◆ **Exercise brief**
Identify every line in the records below that contains the word "notarizes", and copy each of those lines.

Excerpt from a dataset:

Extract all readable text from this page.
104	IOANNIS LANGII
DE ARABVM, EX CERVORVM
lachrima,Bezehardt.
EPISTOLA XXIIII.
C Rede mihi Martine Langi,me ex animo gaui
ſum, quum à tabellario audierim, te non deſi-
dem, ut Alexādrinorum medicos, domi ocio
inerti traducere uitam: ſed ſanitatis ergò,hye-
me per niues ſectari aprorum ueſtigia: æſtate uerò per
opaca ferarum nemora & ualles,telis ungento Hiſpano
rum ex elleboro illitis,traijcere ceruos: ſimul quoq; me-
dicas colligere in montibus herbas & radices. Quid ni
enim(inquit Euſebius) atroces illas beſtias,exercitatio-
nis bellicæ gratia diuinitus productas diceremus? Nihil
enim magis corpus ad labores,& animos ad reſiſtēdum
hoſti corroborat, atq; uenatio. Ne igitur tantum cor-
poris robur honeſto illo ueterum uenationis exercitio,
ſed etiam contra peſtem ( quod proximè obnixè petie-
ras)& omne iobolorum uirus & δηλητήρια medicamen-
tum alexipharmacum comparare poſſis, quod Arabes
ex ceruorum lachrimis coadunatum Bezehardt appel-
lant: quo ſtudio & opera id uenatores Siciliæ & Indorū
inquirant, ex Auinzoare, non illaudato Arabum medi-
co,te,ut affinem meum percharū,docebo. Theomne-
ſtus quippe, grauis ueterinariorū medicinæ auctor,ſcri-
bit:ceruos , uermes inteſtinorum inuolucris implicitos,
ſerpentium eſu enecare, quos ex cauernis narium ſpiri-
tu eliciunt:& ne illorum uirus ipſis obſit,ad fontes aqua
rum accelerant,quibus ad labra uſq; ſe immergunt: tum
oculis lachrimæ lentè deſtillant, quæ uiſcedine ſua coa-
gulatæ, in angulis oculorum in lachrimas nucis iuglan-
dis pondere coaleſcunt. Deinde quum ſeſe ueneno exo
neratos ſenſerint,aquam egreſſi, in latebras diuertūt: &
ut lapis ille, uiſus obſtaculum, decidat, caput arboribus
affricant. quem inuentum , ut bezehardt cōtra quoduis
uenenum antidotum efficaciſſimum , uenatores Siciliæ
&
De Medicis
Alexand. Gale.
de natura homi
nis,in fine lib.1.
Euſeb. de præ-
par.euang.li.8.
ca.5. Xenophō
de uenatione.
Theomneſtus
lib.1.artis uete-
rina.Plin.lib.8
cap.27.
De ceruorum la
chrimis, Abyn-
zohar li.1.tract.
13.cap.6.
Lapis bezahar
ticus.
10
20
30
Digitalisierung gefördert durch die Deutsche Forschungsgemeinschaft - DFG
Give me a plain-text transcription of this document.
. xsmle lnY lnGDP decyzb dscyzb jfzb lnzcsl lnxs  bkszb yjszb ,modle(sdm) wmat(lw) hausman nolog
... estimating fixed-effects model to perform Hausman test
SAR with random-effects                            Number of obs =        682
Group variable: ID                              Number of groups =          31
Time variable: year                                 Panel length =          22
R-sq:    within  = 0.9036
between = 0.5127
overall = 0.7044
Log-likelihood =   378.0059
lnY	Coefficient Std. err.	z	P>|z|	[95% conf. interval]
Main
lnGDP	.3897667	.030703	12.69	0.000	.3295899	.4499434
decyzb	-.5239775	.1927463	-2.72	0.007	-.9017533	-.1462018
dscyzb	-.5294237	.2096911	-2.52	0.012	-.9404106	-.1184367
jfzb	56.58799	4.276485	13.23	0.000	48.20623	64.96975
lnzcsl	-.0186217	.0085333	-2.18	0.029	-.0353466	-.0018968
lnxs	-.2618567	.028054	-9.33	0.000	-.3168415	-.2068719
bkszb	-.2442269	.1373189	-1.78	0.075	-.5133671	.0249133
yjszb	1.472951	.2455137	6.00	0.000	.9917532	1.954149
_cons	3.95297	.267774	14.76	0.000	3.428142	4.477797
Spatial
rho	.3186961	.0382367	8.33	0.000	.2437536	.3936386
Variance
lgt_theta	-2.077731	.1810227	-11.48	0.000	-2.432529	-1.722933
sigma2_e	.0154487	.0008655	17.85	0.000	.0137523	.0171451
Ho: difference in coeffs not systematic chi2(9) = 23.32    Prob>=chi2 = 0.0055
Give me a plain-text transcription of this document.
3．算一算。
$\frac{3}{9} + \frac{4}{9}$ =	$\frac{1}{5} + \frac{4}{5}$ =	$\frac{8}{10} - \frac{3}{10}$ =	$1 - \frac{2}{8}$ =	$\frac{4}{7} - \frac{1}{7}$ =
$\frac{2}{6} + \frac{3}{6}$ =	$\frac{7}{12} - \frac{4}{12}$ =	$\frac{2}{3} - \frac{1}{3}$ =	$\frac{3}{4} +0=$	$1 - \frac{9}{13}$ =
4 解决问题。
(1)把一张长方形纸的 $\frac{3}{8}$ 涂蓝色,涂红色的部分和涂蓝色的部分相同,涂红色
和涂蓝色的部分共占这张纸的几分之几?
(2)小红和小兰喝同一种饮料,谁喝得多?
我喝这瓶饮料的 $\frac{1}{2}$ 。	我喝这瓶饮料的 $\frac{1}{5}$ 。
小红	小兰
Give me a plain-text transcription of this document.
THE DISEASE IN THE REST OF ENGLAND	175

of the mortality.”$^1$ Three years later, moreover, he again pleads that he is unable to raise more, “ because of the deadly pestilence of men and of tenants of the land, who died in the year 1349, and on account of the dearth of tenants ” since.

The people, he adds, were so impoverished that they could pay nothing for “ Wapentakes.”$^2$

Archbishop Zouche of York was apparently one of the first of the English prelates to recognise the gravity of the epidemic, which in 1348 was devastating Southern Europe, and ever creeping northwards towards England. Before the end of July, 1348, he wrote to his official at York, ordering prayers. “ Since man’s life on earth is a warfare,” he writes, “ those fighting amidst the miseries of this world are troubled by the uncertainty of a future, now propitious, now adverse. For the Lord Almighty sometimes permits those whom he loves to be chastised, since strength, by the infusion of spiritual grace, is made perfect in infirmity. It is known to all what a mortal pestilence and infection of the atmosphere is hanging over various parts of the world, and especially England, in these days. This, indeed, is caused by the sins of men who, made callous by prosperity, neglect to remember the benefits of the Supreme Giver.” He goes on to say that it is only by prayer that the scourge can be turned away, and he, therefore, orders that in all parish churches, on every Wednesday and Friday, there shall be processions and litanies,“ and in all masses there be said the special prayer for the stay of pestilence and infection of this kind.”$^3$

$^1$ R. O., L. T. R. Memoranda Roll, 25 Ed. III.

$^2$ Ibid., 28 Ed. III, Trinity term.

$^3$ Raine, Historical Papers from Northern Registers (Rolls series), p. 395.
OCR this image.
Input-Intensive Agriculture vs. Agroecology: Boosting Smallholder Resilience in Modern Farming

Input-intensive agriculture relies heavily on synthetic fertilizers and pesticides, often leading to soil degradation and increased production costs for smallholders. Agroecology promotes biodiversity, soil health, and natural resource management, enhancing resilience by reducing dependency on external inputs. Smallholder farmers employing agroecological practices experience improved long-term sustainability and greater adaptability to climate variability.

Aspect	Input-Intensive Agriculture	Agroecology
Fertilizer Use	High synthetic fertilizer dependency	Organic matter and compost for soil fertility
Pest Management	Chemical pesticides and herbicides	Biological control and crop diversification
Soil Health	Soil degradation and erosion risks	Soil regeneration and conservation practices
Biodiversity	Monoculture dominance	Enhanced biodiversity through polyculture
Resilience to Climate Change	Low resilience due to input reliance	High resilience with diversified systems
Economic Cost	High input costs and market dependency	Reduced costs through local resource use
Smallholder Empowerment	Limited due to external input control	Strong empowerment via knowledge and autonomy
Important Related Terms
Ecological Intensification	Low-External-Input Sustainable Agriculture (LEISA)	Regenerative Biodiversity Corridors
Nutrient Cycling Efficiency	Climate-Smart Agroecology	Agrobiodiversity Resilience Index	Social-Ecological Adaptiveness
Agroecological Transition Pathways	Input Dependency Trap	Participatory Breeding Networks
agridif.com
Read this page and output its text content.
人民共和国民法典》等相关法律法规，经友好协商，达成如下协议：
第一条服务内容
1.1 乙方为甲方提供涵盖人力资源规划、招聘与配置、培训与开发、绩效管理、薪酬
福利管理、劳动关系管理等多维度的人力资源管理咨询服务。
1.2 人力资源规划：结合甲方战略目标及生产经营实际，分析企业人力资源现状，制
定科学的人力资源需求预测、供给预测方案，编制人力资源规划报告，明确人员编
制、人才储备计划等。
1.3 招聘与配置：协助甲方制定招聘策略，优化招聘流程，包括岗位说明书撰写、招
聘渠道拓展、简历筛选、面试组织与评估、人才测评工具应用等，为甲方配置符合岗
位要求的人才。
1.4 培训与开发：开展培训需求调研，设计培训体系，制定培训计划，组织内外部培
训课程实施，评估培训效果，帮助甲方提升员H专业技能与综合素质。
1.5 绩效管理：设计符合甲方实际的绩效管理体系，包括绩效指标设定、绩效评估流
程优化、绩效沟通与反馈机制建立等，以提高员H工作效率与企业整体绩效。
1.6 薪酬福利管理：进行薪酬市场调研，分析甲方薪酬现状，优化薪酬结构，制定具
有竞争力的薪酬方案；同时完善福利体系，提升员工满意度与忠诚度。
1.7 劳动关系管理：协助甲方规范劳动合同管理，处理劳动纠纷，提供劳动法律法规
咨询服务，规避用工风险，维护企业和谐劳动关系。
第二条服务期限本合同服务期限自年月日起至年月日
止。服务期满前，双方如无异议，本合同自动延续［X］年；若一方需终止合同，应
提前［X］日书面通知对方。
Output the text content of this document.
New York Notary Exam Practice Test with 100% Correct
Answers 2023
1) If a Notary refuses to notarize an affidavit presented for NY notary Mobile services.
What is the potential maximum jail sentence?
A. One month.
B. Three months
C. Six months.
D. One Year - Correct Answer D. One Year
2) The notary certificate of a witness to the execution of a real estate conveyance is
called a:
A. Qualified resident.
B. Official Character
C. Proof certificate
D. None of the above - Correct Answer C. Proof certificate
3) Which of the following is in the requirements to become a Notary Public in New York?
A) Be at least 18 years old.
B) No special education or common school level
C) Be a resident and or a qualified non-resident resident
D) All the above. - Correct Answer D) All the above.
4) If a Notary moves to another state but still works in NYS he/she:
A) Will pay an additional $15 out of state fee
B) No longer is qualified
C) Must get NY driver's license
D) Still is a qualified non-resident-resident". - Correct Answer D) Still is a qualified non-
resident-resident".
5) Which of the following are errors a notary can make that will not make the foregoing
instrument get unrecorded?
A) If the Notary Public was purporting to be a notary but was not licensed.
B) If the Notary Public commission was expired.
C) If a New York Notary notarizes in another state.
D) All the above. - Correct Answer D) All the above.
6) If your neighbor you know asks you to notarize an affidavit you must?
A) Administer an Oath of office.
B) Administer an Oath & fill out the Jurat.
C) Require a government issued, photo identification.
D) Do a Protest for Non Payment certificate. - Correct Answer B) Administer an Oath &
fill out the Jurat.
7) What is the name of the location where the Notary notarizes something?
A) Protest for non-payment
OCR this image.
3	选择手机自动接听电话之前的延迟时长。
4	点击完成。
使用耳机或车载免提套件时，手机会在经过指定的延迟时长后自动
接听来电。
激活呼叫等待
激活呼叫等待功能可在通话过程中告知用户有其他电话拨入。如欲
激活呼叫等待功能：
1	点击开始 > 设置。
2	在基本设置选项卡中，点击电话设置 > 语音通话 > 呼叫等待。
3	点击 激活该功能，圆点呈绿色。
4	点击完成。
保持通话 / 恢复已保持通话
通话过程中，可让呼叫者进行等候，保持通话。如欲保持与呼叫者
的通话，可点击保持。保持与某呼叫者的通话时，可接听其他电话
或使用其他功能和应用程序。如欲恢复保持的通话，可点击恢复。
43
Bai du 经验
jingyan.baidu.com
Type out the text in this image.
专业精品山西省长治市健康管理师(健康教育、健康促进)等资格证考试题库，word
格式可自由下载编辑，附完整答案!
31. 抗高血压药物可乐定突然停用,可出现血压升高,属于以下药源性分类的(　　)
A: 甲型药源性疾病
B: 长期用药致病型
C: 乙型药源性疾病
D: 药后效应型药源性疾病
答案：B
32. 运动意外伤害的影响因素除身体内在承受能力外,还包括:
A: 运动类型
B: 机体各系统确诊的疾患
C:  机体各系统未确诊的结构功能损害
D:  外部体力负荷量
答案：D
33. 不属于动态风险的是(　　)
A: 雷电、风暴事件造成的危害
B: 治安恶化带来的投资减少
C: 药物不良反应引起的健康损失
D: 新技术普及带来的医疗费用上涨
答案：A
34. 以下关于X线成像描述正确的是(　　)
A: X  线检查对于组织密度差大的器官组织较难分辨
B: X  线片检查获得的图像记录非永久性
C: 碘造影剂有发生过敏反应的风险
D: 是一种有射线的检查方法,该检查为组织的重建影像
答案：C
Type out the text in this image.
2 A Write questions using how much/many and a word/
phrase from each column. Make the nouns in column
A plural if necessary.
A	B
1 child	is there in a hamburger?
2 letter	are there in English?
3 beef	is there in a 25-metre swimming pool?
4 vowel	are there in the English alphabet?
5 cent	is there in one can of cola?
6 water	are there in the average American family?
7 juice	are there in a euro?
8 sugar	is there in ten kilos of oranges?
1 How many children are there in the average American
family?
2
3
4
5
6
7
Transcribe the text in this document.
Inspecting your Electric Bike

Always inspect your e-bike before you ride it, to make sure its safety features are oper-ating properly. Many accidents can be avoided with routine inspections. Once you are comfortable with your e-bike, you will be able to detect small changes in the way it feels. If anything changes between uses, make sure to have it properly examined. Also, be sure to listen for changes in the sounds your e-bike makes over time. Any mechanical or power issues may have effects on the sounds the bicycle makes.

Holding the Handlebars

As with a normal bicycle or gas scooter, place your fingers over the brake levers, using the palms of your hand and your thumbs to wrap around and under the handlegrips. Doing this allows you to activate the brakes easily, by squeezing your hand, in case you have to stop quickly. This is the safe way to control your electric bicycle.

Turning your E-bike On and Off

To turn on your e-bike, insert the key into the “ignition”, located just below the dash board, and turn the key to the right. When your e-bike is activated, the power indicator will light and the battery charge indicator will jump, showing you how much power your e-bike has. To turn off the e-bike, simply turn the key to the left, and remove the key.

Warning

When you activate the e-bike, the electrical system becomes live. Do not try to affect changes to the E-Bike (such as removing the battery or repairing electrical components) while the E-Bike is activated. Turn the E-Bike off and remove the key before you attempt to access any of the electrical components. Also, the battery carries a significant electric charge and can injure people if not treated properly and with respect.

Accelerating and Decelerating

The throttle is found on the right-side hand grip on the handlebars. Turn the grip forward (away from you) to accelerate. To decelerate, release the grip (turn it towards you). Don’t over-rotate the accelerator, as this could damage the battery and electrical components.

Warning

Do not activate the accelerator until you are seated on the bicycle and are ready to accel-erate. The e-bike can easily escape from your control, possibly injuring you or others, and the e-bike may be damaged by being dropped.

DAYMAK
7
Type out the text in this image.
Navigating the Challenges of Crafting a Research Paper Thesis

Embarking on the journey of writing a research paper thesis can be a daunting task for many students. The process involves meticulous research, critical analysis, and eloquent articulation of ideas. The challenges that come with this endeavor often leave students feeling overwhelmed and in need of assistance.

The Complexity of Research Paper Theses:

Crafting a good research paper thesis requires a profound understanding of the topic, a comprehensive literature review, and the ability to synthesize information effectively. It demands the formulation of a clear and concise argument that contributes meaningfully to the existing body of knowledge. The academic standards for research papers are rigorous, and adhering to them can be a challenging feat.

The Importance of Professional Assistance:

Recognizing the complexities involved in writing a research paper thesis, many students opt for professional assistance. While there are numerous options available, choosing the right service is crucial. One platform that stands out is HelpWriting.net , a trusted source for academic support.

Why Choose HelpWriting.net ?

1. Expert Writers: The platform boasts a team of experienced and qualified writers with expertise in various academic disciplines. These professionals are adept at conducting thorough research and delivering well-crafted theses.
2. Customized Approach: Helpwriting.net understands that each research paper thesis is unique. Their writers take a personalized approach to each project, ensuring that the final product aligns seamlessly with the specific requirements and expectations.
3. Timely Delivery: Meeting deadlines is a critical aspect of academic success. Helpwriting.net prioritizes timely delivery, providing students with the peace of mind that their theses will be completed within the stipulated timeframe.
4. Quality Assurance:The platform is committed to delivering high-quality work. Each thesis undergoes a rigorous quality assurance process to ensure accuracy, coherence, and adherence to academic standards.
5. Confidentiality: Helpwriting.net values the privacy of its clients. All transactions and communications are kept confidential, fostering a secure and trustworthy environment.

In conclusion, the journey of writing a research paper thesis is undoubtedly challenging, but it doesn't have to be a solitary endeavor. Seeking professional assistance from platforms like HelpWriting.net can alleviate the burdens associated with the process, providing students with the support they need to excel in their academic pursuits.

◆ **Exercise result**
C) If a New York Notary notarizes in another state.
7) What is the name of the location where the Notary notarizes something?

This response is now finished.